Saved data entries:
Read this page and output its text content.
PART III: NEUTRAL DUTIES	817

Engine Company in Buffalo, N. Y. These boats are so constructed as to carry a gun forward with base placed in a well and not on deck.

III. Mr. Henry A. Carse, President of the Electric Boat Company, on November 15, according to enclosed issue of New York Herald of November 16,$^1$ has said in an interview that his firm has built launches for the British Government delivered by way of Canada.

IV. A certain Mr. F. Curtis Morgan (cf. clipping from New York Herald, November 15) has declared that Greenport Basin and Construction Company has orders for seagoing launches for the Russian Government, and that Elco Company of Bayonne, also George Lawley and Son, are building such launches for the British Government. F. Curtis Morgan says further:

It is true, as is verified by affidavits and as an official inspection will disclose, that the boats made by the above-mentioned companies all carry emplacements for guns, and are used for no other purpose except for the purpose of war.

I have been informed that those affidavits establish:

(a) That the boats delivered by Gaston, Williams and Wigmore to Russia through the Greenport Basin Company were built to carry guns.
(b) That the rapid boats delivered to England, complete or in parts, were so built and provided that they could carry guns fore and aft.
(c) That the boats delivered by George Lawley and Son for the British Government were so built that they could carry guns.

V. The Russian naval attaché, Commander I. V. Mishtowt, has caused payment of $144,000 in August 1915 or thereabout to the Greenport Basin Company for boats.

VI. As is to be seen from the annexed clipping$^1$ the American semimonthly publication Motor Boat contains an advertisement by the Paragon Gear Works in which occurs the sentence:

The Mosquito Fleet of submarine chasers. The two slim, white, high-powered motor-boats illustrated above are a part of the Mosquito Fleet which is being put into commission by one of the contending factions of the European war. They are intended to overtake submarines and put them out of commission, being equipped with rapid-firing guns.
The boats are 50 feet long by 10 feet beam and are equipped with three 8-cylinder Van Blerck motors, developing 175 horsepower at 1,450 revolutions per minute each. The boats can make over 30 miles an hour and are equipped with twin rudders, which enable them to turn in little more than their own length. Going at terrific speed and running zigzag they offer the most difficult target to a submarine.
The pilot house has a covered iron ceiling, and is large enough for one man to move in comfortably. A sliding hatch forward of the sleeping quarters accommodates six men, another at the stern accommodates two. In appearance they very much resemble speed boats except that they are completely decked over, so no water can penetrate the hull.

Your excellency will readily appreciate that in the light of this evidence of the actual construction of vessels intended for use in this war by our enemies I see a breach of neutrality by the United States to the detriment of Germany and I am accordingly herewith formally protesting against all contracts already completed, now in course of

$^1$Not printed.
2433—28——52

EXERCISE DESCRIPTION:
Locate the word "delivered" in the data above. Copy every line carrying it.

SOLUTION FOR THIS EXERCISE:
III. Mr. Henry A. Carse, President of the Electric Boat Company, on November 15, according to enclosed issue of New York Herald of November 16,$^1$ has said in an interview that his firm has built launches for the British Government delivered by way of Canada.
(a) That the boats delivered by Gaston, Williams and Wigmore to Russia through the Greenport Basin Company were built to carry guns.
(b) That the rapid boats delivered to England, complete or in parts, were so built and provided that they could carry guns fore and aft.
(c) That the boats delivered by George Lawley and Son for the British Government were so built that they could carry guns.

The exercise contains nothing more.